Saved entries:
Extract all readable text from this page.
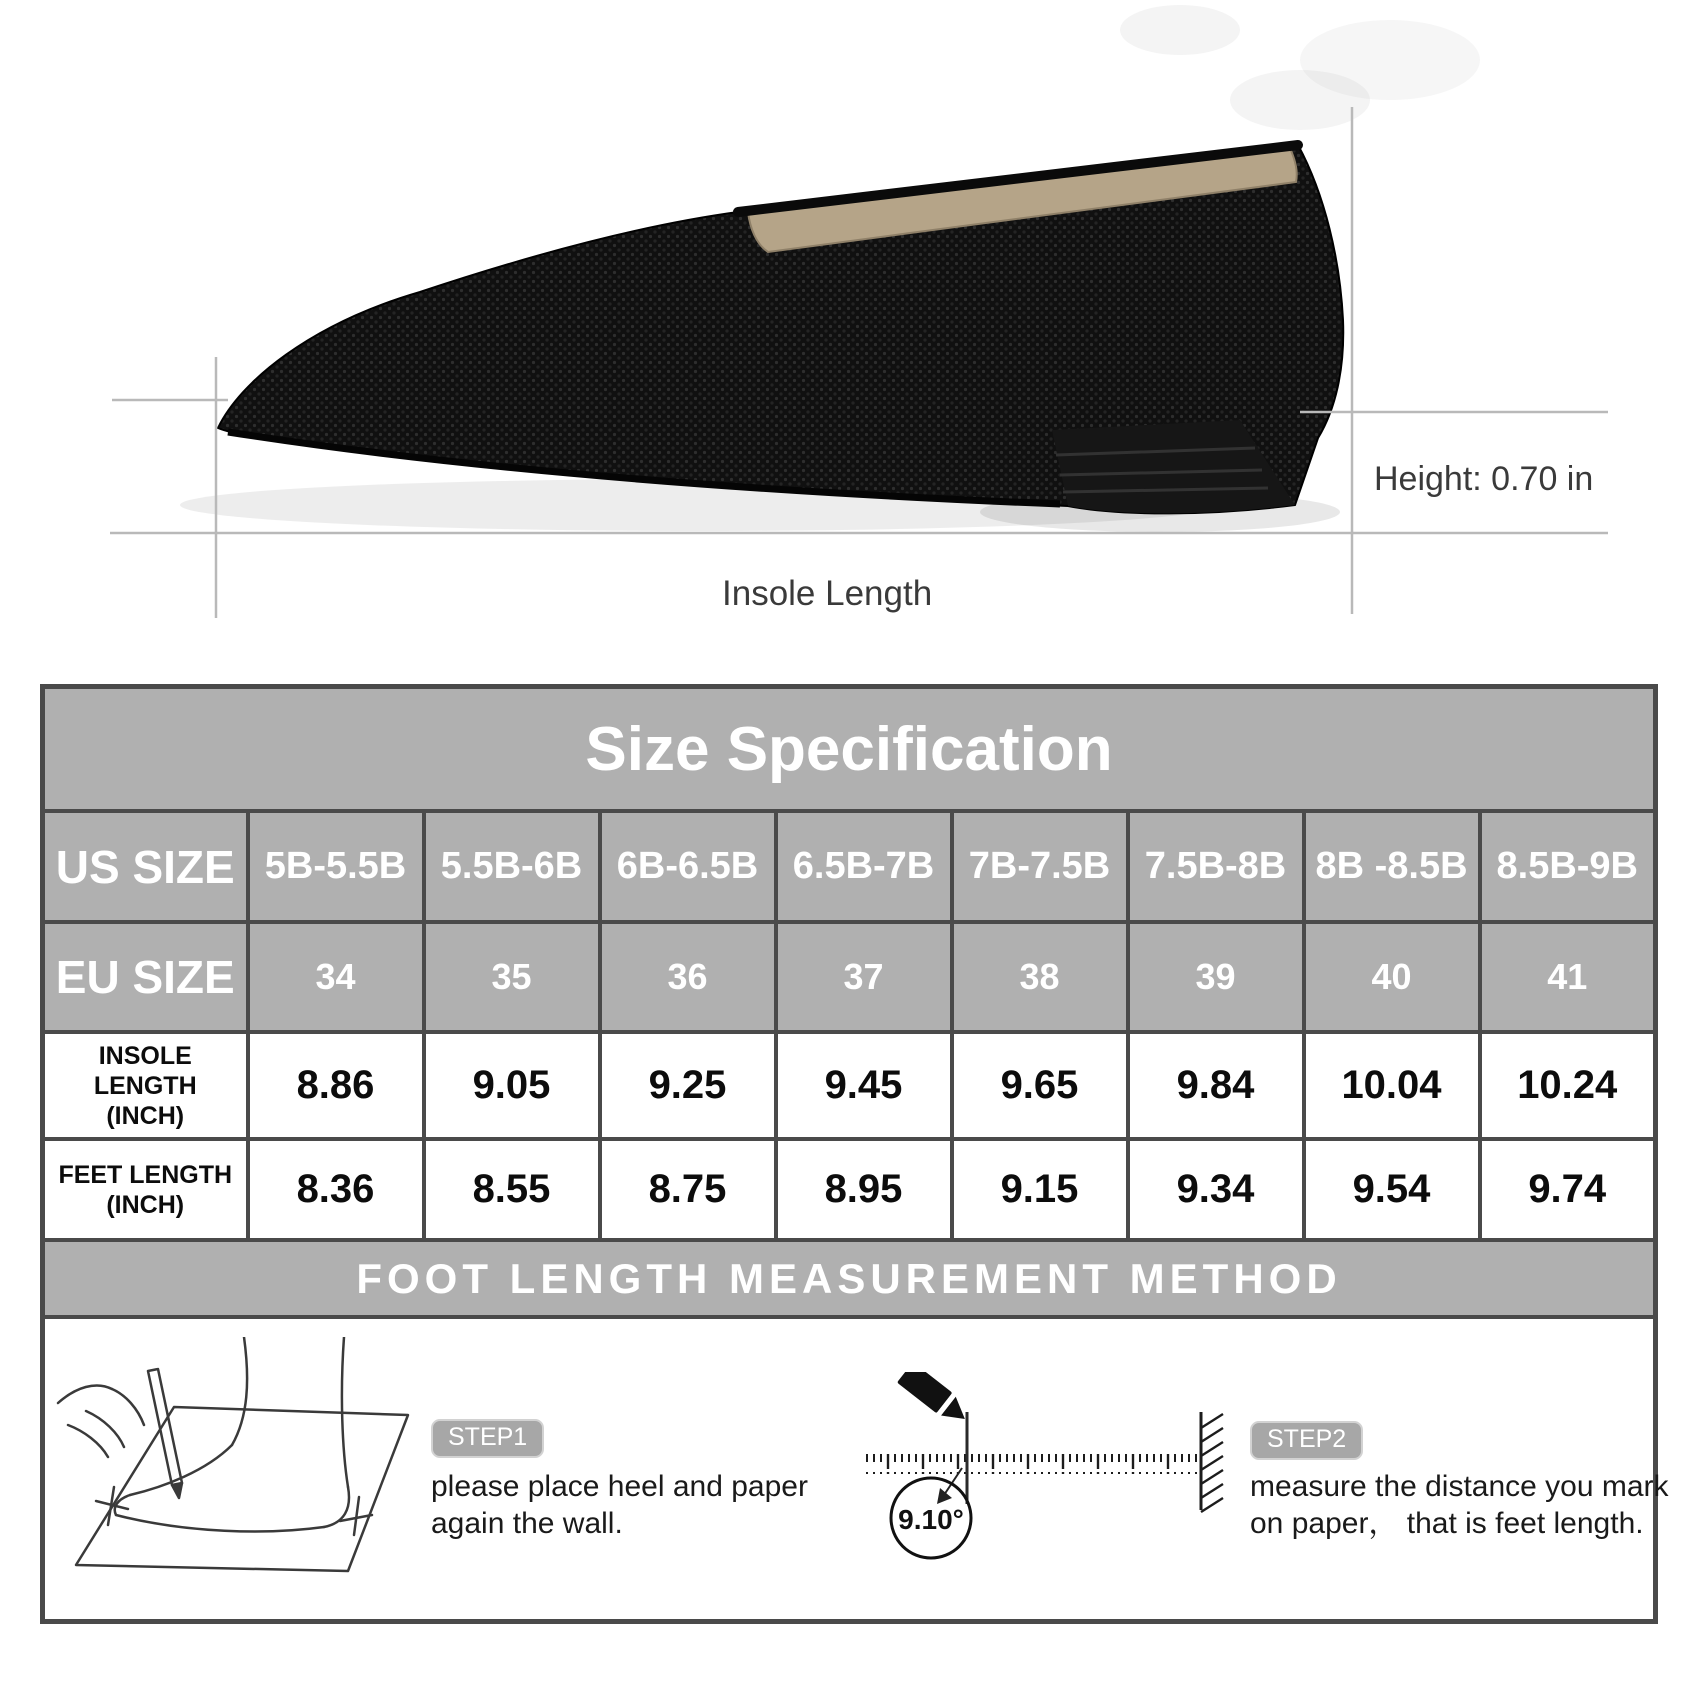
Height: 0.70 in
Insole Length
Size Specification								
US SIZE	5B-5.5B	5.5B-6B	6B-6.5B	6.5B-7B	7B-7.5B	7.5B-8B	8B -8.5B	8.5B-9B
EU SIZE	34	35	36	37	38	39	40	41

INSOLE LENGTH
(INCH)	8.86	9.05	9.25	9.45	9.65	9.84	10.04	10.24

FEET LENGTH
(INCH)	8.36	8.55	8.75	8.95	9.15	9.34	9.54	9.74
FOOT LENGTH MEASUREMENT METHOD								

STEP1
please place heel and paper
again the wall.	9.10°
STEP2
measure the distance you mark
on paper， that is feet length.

- _Exercise brief_:
Print the complete listing exactly as it stands, without its pictures.

- _The result_:
Extract all readable text from this page.
Height: 0.70 in
Insole Length
Size Specification								
US SIZE	5B-5.5B	5.5B-6B	6B-6.5B	6.5B-7B	7B-7.5B	7.5B-8B	8B -8.5B	8.5B-9B
EU SIZE	34	35	36	37	38	39	40	41

INSOLE LENGTH
(INCH)	8.86	9.05	9.25	9.45	9.65	9.84	10.04	10.24

FEET LENGTH
(INCH)	8.36	8.55	8.75	8.95	9.15	9.34	9.54	9.74
FOOT LENGTH MEASUREMENT METHOD								

STEP1
please place heel and paper
again the wall.	9.10°
STEP2
measure the distance you mark
on paper， that is feet length.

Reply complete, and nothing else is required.